WHAT YOU SHOULD DO: Please render every line of the records below as a Markdown table with two columns, Row and Text, where Row holds the row number and Text holds the line. Leave out blank lines and pictures.

RECORDS FOR THE EXERCISE:
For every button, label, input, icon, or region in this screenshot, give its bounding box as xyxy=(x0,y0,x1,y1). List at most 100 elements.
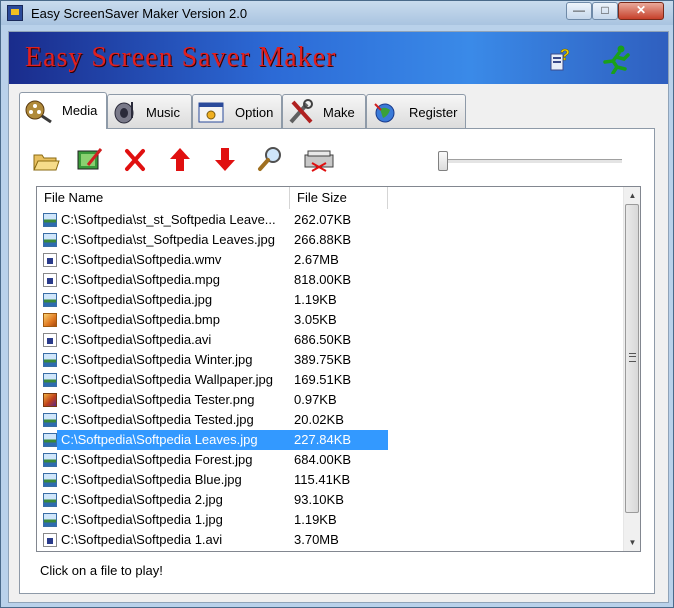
table-row[interactable]: C:\Softpedia\Softpedia 2.jpg 93.10KB xyxy=(37,490,623,510)
file-name-cell: C:\Softpedia\Softpedia Tested.jpg xyxy=(41,410,290,430)
tab-register[interactable]: Register xyxy=(366,94,466,128)
tab-music-label: Music xyxy=(146,105,180,120)
vertical-scrollbar[interactable]: ▲ ▼ xyxy=(623,187,640,551)
file-name-text: C:\Softpedia\Softpedia.avi xyxy=(61,332,212,347)
slider-thumb[interactable] xyxy=(438,151,448,171)
app-window: Easy ScreenSaver Maker Version 2.0 — □ ✕… xyxy=(0,0,674,608)
svg-text:?: ? xyxy=(560,47,570,64)
file-size-cell: 169.51KB xyxy=(294,372,352,387)
file-name-cell: C:\Softpedia\Softpedia Leaves.jpg xyxy=(41,430,290,450)
file-name-text: C:\Softpedia\Softpedia.bmp xyxy=(61,312,220,327)
table-row[interactable]: C:\Softpedia\Softpedia Blue.jpg 115.41KB xyxy=(37,470,623,490)
file-name-text: C:\Softpedia\Softpedia Tested.jpg xyxy=(61,412,254,427)
table-row[interactable]: C:\Softpedia\Softpedia Forest.jpg 684.00K… xyxy=(37,450,623,470)
speed-slider[interactable] xyxy=(438,151,622,171)
list-header: File Name File Size xyxy=(37,187,623,209)
file-name-cell: C:\Softpedia\st_Softpedia Leaves.jpg xyxy=(41,230,290,250)
file-size-cell: 262.07KB xyxy=(294,212,352,227)
minimize-button[interactable]: — xyxy=(566,2,592,20)
file-name-cell: C:\Softpedia\Softpedia 1.avi xyxy=(41,530,290,550)
status-text: Click on a file to play! xyxy=(40,563,163,578)
image-file-icon xyxy=(43,353,57,367)
image-file-icon xyxy=(43,493,57,507)
image-file-icon xyxy=(43,473,57,487)
file-name-cell: C:\Softpedia\Softpedia Winter.jpg xyxy=(41,350,290,370)
list-rows: C:\Softpedia\st_st_Softpedia Leave... 262… xyxy=(37,210,623,550)
file-name-cell: C:\Softpedia\Softpedia.avi xyxy=(41,330,290,350)
help-icon[interactable]: ? xyxy=(549,46,571,72)
tab-media[interactable]: Media xyxy=(19,92,107,129)
file-size-cell: 686.50KB xyxy=(294,332,352,347)
file-name-cell: C:\Softpedia\Softpedia.jpg xyxy=(41,290,290,310)
open-folder-icon[interactable] xyxy=(30,143,60,175)
table-row[interactable]: C:\Softpedia\Softpedia.jpg 1.19KB xyxy=(37,290,623,310)
file-size-cell: 2.67MB xyxy=(294,252,339,267)
table-row[interactable]: C:\Softpedia\Softpedia Tester.png 0.97KB xyxy=(37,390,623,410)
file-list[interactable]: File Name File Size C:\Softpedia\st_st_S… xyxy=(36,186,641,552)
table-row[interactable]: C:\Softpedia\Softpedia.mpg 818.00KB xyxy=(37,270,623,290)
table-row[interactable]: C:\Softpedia\Softpedia.bmp 3.05KB xyxy=(37,310,623,330)
running-man-icon[interactable] xyxy=(599,44,633,74)
scroll-grip-icon xyxy=(629,353,636,362)
table-row[interactable]: C:\Softpedia\Softpedia Winter.jpg 389.75K… xyxy=(37,350,623,370)
scroll-thumb[interactable] xyxy=(625,204,639,513)
tools-icon xyxy=(289,99,313,124)
table-row[interactable]: C:\Softpedia\Softpedia.wmv 2.67MB xyxy=(37,250,623,270)
column-file-name[interactable]: File Name xyxy=(37,187,290,209)
app-icon xyxy=(7,5,23,21)
maximize-button[interactable]: □ xyxy=(592,2,618,20)
file-name-cell: C:\Softpedia\Softpedia.mpg xyxy=(41,270,290,290)
table-row[interactable]: C:\Softpedia\Softpedia Leaves.jpg 227.84K… xyxy=(37,430,623,450)
tab-make[interactable]: Make xyxy=(282,94,366,128)
file-name-text: C:\Softpedia\Softpedia Winter.jpg xyxy=(61,352,253,367)
move-up-icon[interactable] xyxy=(165,143,195,175)
table-row[interactable]: C:\Softpedia\st_Softpedia Leaves.jpg 266.… xyxy=(37,230,623,250)
close-button[interactable]: ✕ xyxy=(618,2,664,20)
file-name-cell: C:\Softpedia\Softpedia 2.jpg xyxy=(41,490,290,510)
title-bar[interactable]: Easy ScreenSaver Maker Version 2.0 — □ ✕ xyxy=(1,1,673,25)
file-size-cell: 1.19KB xyxy=(294,512,337,527)
image-file-icon xyxy=(43,213,57,227)
image-file-icon xyxy=(43,453,57,467)
preview-magnifier-icon[interactable] xyxy=(255,143,285,175)
file-size-cell: 93.10KB xyxy=(294,492,344,507)
file-name-cell: C:\Softpedia\Softpedia Wallpaper.jpg xyxy=(41,370,290,390)
file-name-text: C:\Softpedia\st_st_Softpedia Leave... xyxy=(61,212,276,227)
image-file-icon xyxy=(43,413,57,427)
clear-list-icon[interactable] xyxy=(302,143,338,175)
move-down-icon[interactable] xyxy=(210,143,240,175)
file-name-text: C:\Softpedia\Softpedia Leaves.jpg xyxy=(59,430,258,450)
table-row[interactable]: C:\Softpedia\Softpedia Tested.jpg 20.02KB xyxy=(37,410,623,430)
register-globe-icon xyxy=(374,103,395,123)
column-file-size[interactable]: File Size xyxy=(290,187,388,209)
file-size-cell: 20.02KB xyxy=(294,412,344,427)
table-row[interactable]: C:\Softpedia\Softpedia 1.jpg 1.19KB xyxy=(37,510,623,530)
edit-image-icon[interactable] xyxy=(74,143,104,175)
film-reel-icon xyxy=(25,100,52,124)
tab-option-label: Option xyxy=(235,105,274,120)
tab-media-label: Media xyxy=(62,103,98,118)
file-name-text: C:\Softpedia\Softpedia.jpg xyxy=(61,292,213,307)
video-file-icon xyxy=(43,253,57,267)
video-file-icon xyxy=(43,333,57,347)
table-row[interactable]: C:\Softpedia\Softpedia.avi 686.50KB xyxy=(37,330,623,350)
file-name-text: C:\Softpedia\Softpedia.mpg xyxy=(61,272,220,287)
scroll-down-arrow-icon[interactable]: ▼ xyxy=(624,534,640,551)
table-row[interactable]: C:\Softpedia\Softpedia Wallpaper.jpg 169.… xyxy=(37,370,623,390)
table-row[interactable]: C:\Softpedia\Softpedia 1.avi 3.70MB xyxy=(37,530,623,550)
video-file-icon xyxy=(43,533,57,547)
file-size-cell: 227.84KB xyxy=(290,430,388,450)
file-name-text: C:\Softpedia\Softpedia Forest.jpg xyxy=(61,452,253,467)
file-name-cell: C:\Softpedia\st_st_Softpedia Leave... xyxy=(41,210,290,230)
image-file-icon xyxy=(43,293,57,307)
tab-music[interactable]: Music xyxy=(107,94,192,128)
tab-option[interactable]: Option xyxy=(192,94,282,128)
table-row[interactable]: C:\Softpedia\st_st_Softpedia Leave... 262… xyxy=(37,210,623,230)
delete-icon[interactable] xyxy=(120,143,150,175)
image-file-icon xyxy=(43,393,57,407)
scroll-up-arrow-icon[interactable]: ▲ xyxy=(624,187,640,204)
file-name-text: C:\Softpedia\Softpedia Blue.jpg xyxy=(61,472,242,487)
file-size-cell: 266.88KB xyxy=(294,232,352,247)
tab-make-label: Make xyxy=(323,105,355,120)
image-file-icon xyxy=(43,313,57,327)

THE RESPONSE:
| Row | Text |
|---|---|
| 1 | For every button, label, input, icon, or region in this screenshot, give its bounding box as xyxy=(x0,y0,x1,y1). List at most 100 elements. |
| 2 | table-row[interactable]: C:\Softpedia\Softpedia 2.jpg 93.10KB xyxy=(37,490,623,510) |
| 3 | file-name-cell: C:\Softpedia\Softpedia Tested.jpg xyxy=(41,410,290,430) |
| 4 | tab-register[interactable]: Register xyxy=(366,94,466,128) |
| 5 | tab-music-label: Music xyxy=(146,105,180,120) |
| 6 | vertical-scrollbar[interactable]: ▲ ▼ xyxy=(623,187,640,551) |
| 7 | file-name-text: C:\Softpedia\Softpedia.avi xyxy=(61,332,212,347) |
| 8 | slider-thumb[interactable] xyxy=(438,151,448,171) |
| 9 | app-window: Easy ScreenSaver Maker Version 2.0 — □ ✕… xyxy=(0,0,674,608) |
| 10 | svg-text:?: ? xyxy=(560,47,570,64) |
| 11 | file-size-cell: 169.51KB xyxy=(294,372,352,387) |
| 12 | file-name-cell: C:\Softpedia\Softpedia Leaves.jpg xyxy=(41,430,290,450) |
| 13 | file-name-text: C:\Softpedia\Softpedia.bmp xyxy=(61,312,220,327) |
| 14 | table-row[interactable]: C:\Softpedia\Softpedia Blue.jpg 115.41KB xyxy=(37,470,623,490) |
| 15 | file-name-text: C:\Softpedia\Softpedia Tested.jpg xyxy=(61,412,254,427) |
| 16 | table-row[interactable]: C:\Softpedia\Softpedia Forest.jpg 684.00K… xyxy=(37,450,623,470) |
| 17 | speed-slider[interactable] xyxy=(438,151,622,171) |
| 18 | list-header: File Name File Size xyxy=(37,187,623,209) |
| 19 | file-name-cell: C:\Softpedia\st_Softpedia Leaves.jpg xyxy=(41,230,290,250) |
| 20 | file-size-cell: 262.07KB xyxy=(294,212,352,227) |
| 21 | minimize-button[interactable]: — xyxy=(566,2,592,20) |
| 22 | file-name-cell: C:\Softpedia\Softpedia 1.avi xyxy=(41,530,290,550) |
| 23 | status-text: Click on a file to play! xyxy=(40,563,163,578) |
| 24 | image-file-icon xyxy=(43,353,57,367) |
| 25 | image-file-icon xyxy=(43,493,57,507) |
| 26 | image-file-icon xyxy=(43,473,57,487) |
| 27 | file-name-cell: C:\Softpedia\Softpedia Winter.jpg xyxy=(41,350,290,370) |
| 28 | list-rows: C:\Softpedia\st_st_Softpedia Leave... 262… xyxy=(37,210,623,550) |
| 29 | file-name-cell: C:\Softpedia\Softpedia.avi xyxy=(41,330,290,350) |
| 30 | help-icon[interactable]: ? xyxy=(549,46,571,72) |
| 31 | tab-media[interactable]: Media xyxy=(19,92,107,129) |
| 32 | file-size-cell: 686.50KB xyxy=(294,332,352,347) |
| 33 | file-name-cell: C:\Softpedia\Softpedia.jpg xyxy=(41,290,290,310) |
| 34 | open-folder-icon[interactable] xyxy=(30,143,60,175) |
| 35 | table-row[interactable]: C:\Softpedia\Softpedia.jpg 1.19KB xyxy=(37,290,623,310) |
| 36 | file-size-cell: 2.67MB xyxy=(294,252,339,267) |
| 37 | table-row[interactable]: C:\Softpedia\Softpedia Tester.png 0.97KB xyxy=(37,390,623,410) |
| 38 | file-list[interactable]: File Name File Size C:\Softpedia\st_st_S… xyxy=(36,186,641,552) |
| 39 | table-row[interactable]: C:\Softpedia\Softpedia.mpg 818.00KB xyxy=(37,270,623,290) |
| 40 | table-row[interactable]: C:\Softpedia\Softpedia.bmp 3.05KB xyxy=(37,310,623,330) |
| 41 | running-man-icon[interactable] xyxy=(599,44,633,74) |
| 42 | scroll-grip-icon xyxy=(629,353,636,362) |
| 43 | table-row[interactable]: C:\Softpedia\Softpedia Winter.jpg 389.75K… xyxy=(37,350,623,370) |
| 44 | scroll-thumb[interactable] xyxy=(625,204,639,513) |
| 45 | tools-icon xyxy=(289,99,313,124) |
| 46 | table-row[interactable]: C:\Softpedia\Softpedia.wmv 2.67MB xyxy=(37,250,623,270) |
| 47 | column-file-name[interactable]: File Name xyxy=(37,187,290,209) |
| 48 | app-icon xyxy=(7,5,23,21) |
| 49 | maximize-button[interactable]: □ xyxy=(592,2,618,20) |
| 50 | file-name-cell: C:\Softpedia\Softpedia.mpg xyxy=(41,270,290,290) |
| 51 | table-row[interactable]: C:\Softpedia\Softpedia Leaves.jpg 227.84K… xyxy=(37,430,623,450) |
| 52 | tab-make[interactable]: Make xyxy=(282,94,366,128) |
| 53 | file-name-text: C:\Softpedia\Softpedia Winter.jpg xyxy=(61,352,253,367) |
| 54 | move-up-icon[interactable] xyxy=(165,143,195,175) |
| 55 | table-row[interactable]: C:\Softpedia\st_Softpedia Leaves.jpg 266.… xyxy=(37,230,623,250) |
| 56 | close-button[interactable]: ✕ xyxy=(618,2,664,20) |
| 57 | file-name-cell: C:\Softpedia\Softpedia 2.jpg xyxy=(41,490,290,510) |
| 58 | title-bar[interactable]: Easy ScreenSaver Maker Version 2.0 — □ ✕ xyxy=(1,1,673,25) |
| 59 | file-size-cell: 1.19KB xyxy=(294,512,337,527) |
| 60 | image-file-icon xyxy=(43,213,57,227) |
| 61 | image-file-icon xyxy=(43,453,57,467) |
| 62 | preview-magnifier-icon[interactable] xyxy=(255,143,285,175) |
| 63 | file-size-cell: 93.10KB xyxy=(294,492,344,507) |
| 64 | file-name-cell: C:\Softpedia\Softpedia Wallpaper.jpg xyxy=(41,370,290,390) |
| 65 | file-name-text: C:\Softpedia\st_st_Softpedia Leave... xyxy=(61,212,276,227) |
| 66 | image-file-icon xyxy=(43,413,57,427) |
| 67 | clear-list-icon[interactable] xyxy=(302,143,338,175) |
| 68 | move-down-icon[interactable] xyxy=(210,143,240,175) |
| 69 | file-name-text: C:\Softpedia\Softpedia Leaves.jpg xyxy=(59,430,258,450) |
| 70 | table-row[interactable]: C:\Softpedia\Softpedia Tested.jpg 20.02KB xyxy=(37,410,623,430) |
| 71 | register-globe-icon xyxy=(374,103,395,123) |
| 72 | column-file-size[interactable]: File Size xyxy=(290,187,388,209) |
| 73 | file-size-cell: 20.02KB xyxy=(294,412,344,427) |
| 74 | table-row[interactable]: C:\Softpedia\Softpedia 1.jpg 1.19KB xyxy=(37,510,623,530) |
| 75 | edit-image-icon[interactable] xyxy=(74,143,104,175) |
| 76 | film-reel-icon xyxy=(25,100,52,124) |
| 77 | tab-option-label: Option xyxy=(235,105,274,120) |
| 78 | tab-media-label: Media xyxy=(62,103,98,118) |
| 79 | file-name-text: C:\Softpedia\Softpedia.jpg xyxy=(61,292,213,307) |
| 80 | video-file-icon xyxy=(43,253,57,267) |
| 81 | video-file-icon xyxy=(43,333,57,347) |
| 82 | table-row[interactable]: C:\Softpedia\Softpedia.avi 686.50KB xyxy=(37,330,623,350) |
| 83 | file-name-text: C:\Softpedia\Softpedia.mpg xyxy=(61,272,220,287) |
| 84 | scroll-down-arrow-icon[interactable]: ▼ xyxy=(624,534,640,551) |
| 85 | table-row[interactable]: C:\Softpedia\Softpedia Wallpaper.jpg 169.… xyxy=(37,370,623,390) |
| 86 | table-row[interactable]: C:\Softpedia\Softpedia 1.avi 3.70MB xyxy=(37,530,623,550) |
| 87 | video-file-icon xyxy=(43,533,57,547) |
| 88 | file-size-cell: 227.84KB xyxy=(290,430,388,450) |
| 89 | file-name-text: C:\Softpedia\Softpedia Forest.jpg xyxy=(61,452,253,467) |
| 90 | file-name-cell: C:\Softpedia\st_st_Softpedia Leave... xyxy=(41,210,290,230) |
| 91 | image-file-icon xyxy=(43,293,57,307) |
| 92 | tab-music[interactable]: Music xyxy=(107,94,192,128) |
| 93 | tab-option[interactable]: Option xyxy=(192,94,282,128) |
| 94 | table-row[interactable]: C:\Softpedia\st_st_Softpedia Leave... 262… xyxy=(37,210,623,230) |
| 95 | delete-icon[interactable] xyxy=(120,143,150,175) |
| 96 | image-file-icon xyxy=(43,393,57,407) |
| 97 | scroll-up-arrow-icon[interactable]: ▲ xyxy=(624,187,640,204) |
| 98 | file-name-text: C:\Softpedia\Softpedia Blue.jpg xyxy=(61,472,242,487) |
| 99 | file-size-cell: 266.88KB xyxy=(294,232,352,247) |
| 100 | tab-make-label: Make xyxy=(323,105,355,120) |
| 101 | image-file-icon xyxy=(43,313,57,327) |